REQUIRED TASK
Go through the records and show each line where the word "الطور" occurs.

Raw records:

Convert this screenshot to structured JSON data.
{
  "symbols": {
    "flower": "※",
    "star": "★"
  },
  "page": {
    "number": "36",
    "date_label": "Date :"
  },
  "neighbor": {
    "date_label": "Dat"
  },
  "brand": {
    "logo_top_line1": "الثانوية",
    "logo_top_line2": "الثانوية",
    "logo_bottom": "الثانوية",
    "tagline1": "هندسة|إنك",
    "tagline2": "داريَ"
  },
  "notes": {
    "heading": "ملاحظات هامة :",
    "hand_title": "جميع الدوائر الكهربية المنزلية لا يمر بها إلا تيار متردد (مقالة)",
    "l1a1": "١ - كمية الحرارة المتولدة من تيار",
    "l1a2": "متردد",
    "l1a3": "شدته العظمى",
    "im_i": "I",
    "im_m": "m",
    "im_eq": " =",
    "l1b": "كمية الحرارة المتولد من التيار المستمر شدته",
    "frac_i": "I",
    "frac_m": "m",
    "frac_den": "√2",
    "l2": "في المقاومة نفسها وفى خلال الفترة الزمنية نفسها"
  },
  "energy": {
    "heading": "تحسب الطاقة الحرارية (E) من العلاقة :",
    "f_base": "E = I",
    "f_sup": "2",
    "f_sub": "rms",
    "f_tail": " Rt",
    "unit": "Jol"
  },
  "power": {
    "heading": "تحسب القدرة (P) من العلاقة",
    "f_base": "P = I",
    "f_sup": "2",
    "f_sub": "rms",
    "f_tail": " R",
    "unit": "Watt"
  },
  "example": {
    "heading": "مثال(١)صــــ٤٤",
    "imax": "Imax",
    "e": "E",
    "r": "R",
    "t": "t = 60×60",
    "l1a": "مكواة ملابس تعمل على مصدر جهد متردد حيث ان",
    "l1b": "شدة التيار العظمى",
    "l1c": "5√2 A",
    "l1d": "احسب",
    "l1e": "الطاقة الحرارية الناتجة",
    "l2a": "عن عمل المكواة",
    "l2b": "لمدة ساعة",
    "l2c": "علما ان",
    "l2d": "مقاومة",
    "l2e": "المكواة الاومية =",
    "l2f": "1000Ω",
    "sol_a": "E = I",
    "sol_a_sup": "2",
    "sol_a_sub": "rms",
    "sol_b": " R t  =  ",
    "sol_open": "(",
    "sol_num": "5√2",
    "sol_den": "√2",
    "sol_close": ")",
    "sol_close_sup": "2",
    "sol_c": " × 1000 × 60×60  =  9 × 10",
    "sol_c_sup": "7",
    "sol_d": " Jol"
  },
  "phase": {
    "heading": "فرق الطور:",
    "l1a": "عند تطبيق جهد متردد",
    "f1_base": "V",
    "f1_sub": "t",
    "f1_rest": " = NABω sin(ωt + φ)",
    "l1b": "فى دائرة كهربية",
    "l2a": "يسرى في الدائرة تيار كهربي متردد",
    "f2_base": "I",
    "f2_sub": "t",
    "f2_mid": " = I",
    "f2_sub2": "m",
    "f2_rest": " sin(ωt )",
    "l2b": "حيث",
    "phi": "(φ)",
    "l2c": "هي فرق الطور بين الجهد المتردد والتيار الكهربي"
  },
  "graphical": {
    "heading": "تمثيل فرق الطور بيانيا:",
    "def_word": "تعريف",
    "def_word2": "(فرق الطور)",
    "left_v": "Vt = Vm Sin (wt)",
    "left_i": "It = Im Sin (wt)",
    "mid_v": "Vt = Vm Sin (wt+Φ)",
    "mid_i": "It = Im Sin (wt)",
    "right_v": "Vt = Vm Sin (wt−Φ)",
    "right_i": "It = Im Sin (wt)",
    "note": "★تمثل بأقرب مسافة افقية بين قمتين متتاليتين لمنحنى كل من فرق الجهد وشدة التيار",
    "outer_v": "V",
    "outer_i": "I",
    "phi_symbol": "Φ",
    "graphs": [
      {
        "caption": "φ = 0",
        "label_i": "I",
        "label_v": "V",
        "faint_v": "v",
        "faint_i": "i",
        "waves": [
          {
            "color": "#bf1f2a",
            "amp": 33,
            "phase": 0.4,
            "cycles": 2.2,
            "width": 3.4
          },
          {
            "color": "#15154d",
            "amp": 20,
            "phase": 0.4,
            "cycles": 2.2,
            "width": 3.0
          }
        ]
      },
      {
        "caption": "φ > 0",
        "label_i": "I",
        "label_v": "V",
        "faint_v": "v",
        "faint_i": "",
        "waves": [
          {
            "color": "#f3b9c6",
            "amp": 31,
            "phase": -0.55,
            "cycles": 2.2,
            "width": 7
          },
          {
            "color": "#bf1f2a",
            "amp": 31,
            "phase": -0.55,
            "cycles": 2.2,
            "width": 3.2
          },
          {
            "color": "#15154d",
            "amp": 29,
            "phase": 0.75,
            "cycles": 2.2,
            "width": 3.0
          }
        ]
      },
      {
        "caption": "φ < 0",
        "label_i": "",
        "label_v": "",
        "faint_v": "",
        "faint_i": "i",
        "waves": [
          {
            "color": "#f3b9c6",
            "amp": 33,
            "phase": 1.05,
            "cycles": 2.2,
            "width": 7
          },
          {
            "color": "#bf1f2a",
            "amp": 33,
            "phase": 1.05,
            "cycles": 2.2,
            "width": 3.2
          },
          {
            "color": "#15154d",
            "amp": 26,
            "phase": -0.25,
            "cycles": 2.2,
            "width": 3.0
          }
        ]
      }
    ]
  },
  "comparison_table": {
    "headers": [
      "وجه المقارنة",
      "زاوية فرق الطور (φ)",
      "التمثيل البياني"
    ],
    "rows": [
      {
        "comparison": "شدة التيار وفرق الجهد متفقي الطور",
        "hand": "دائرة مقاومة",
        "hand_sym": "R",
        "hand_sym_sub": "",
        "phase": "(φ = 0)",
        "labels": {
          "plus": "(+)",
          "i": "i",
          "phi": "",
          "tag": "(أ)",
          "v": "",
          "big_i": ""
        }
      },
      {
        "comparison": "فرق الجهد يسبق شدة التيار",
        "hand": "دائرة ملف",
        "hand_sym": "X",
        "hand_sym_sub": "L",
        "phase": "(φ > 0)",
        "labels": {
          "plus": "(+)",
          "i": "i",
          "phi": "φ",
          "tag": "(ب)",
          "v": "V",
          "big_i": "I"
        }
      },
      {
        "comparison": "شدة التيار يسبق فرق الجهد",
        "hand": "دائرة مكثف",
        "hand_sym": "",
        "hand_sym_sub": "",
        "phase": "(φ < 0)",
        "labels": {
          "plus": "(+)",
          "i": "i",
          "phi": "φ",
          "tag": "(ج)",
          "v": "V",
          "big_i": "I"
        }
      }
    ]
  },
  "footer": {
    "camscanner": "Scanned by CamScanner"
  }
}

TASK OUTPUT
    "heading": "فرق الطور:",
    "l2c": "هي فرق الطور بين الجهد المتردد والتيار الكهربي"
    "heading": "تمثيل فرق الطور بيانيا:",
    "def_word2": "(فرق الطور)",
      "زاوية فرق الطور (φ)",
        "comparison": "شدة التيار وفرق الجهد متفقي الطور",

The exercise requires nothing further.